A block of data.
════════

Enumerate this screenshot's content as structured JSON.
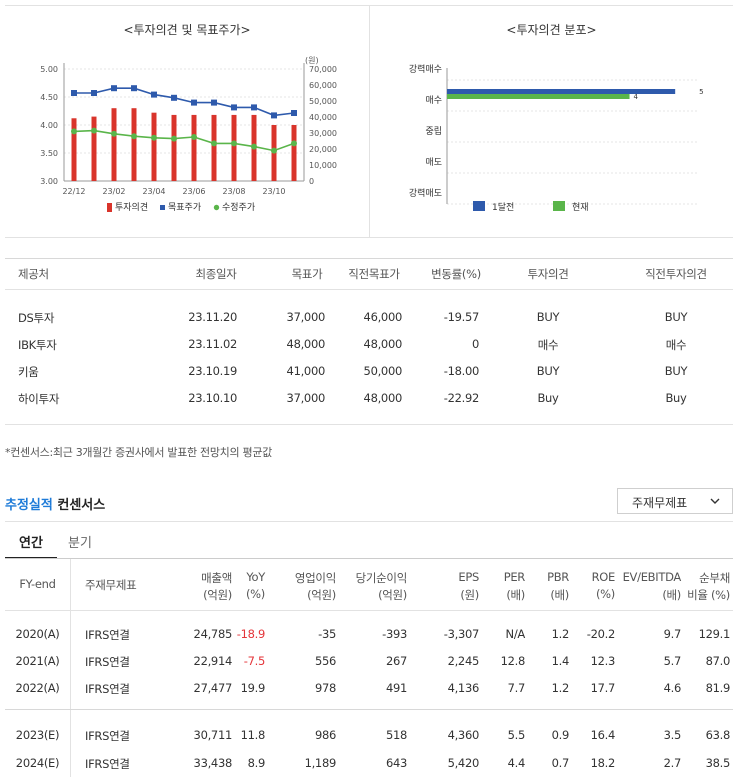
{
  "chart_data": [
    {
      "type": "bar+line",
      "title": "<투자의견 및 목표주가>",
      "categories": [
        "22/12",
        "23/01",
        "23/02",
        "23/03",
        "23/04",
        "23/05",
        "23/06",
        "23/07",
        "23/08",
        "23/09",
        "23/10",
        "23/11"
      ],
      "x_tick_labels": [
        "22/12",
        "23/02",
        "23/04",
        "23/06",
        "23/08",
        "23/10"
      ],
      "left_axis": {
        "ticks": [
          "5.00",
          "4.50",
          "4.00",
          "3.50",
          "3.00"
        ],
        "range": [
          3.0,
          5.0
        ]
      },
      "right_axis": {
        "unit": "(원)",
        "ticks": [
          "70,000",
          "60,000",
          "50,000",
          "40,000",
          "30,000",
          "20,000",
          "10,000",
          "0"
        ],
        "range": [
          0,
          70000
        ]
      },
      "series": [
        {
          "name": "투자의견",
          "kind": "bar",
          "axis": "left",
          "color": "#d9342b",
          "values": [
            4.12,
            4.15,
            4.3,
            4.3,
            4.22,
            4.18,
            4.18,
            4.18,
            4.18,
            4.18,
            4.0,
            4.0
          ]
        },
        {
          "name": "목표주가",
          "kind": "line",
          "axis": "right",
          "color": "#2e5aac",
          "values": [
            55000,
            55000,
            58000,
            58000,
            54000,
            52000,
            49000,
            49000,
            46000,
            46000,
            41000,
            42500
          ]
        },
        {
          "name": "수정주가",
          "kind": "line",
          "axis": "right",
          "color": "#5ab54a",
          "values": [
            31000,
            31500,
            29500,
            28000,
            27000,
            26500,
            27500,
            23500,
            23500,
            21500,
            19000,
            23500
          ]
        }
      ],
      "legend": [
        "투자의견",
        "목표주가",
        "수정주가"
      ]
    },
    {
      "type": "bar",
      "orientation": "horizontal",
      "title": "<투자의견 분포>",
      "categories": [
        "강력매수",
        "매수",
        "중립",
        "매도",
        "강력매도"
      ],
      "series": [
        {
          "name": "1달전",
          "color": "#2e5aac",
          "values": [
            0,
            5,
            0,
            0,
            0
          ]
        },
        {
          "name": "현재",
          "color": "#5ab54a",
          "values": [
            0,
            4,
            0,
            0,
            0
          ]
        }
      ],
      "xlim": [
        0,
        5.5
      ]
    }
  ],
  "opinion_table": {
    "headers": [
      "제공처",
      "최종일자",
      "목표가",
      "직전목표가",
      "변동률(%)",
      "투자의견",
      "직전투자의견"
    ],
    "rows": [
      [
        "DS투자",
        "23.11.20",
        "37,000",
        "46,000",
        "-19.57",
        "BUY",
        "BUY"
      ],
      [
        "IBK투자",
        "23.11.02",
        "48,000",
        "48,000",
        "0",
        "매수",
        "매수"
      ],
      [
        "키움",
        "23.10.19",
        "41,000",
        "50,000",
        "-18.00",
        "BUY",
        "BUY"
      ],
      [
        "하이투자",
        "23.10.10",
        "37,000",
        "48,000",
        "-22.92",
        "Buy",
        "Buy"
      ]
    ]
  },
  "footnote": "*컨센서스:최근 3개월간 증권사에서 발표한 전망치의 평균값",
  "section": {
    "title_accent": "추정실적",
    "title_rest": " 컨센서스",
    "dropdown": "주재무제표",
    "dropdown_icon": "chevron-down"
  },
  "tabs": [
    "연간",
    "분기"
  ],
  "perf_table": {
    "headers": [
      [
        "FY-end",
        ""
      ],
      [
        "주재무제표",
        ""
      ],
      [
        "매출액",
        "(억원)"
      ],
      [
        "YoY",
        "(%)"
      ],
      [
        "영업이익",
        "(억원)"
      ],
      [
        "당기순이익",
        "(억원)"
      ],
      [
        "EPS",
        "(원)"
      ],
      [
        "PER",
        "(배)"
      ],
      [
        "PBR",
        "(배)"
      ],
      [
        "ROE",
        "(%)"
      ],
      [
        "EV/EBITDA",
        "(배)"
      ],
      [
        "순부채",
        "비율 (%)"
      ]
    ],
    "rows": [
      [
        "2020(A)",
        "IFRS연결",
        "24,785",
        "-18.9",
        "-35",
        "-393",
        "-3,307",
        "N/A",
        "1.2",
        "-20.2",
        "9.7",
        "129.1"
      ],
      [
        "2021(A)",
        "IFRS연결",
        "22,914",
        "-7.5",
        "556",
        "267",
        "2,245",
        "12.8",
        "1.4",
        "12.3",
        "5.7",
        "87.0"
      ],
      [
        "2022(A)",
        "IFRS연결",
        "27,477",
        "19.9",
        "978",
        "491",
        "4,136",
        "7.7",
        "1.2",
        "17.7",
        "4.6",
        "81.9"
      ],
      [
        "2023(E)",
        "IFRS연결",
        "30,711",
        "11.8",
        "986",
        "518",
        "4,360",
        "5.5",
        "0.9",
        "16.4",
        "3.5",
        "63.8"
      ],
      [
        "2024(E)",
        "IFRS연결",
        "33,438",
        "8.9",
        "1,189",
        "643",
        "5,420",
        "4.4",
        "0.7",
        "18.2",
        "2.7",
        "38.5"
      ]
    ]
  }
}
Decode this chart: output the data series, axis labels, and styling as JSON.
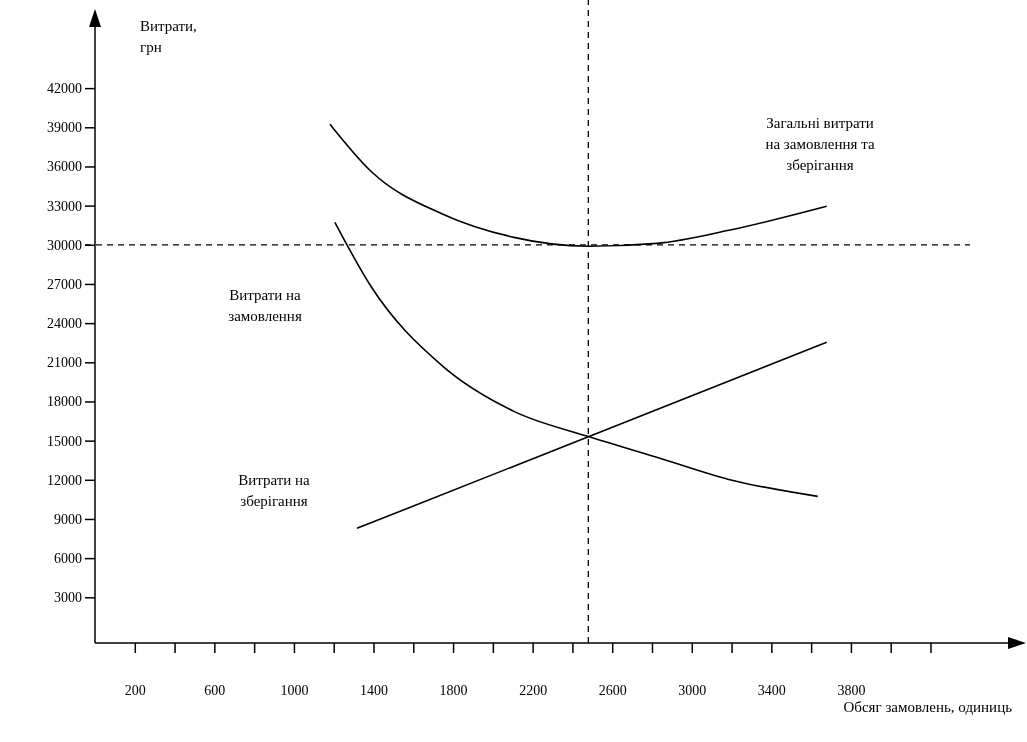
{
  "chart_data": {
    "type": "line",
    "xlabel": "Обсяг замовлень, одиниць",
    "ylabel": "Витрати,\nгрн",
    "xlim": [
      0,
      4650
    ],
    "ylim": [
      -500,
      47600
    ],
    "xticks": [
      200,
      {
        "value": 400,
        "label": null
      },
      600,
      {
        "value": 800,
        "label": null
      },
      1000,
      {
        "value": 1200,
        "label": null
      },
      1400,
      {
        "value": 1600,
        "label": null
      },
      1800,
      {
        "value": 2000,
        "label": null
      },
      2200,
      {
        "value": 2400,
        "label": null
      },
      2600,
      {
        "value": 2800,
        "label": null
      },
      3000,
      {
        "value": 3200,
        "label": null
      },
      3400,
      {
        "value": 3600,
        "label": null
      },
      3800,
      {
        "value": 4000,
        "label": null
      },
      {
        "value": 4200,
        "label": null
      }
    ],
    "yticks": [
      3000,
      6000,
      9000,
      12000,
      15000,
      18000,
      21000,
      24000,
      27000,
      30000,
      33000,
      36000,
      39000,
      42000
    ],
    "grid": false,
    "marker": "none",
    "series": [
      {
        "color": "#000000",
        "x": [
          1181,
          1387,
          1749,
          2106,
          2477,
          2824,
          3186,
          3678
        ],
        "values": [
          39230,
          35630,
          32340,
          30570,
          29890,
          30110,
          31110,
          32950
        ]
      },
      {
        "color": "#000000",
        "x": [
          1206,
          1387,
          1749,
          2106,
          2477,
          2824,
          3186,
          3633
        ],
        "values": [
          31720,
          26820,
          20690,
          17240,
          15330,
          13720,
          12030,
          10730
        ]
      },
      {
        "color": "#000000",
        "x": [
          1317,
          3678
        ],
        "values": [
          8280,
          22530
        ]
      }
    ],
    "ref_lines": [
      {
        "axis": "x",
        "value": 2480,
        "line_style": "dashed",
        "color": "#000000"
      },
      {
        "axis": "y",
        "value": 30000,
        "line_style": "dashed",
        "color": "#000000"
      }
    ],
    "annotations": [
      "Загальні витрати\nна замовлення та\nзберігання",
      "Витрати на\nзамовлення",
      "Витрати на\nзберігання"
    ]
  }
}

════════

GOAL.
Pull out every line in the material above where "JSON" occurs.

FULL SOLUTION.
Enumerate this screenshot's content as structured JSON.
Decode this chart: output the data series, axis labels, and styling as JSON.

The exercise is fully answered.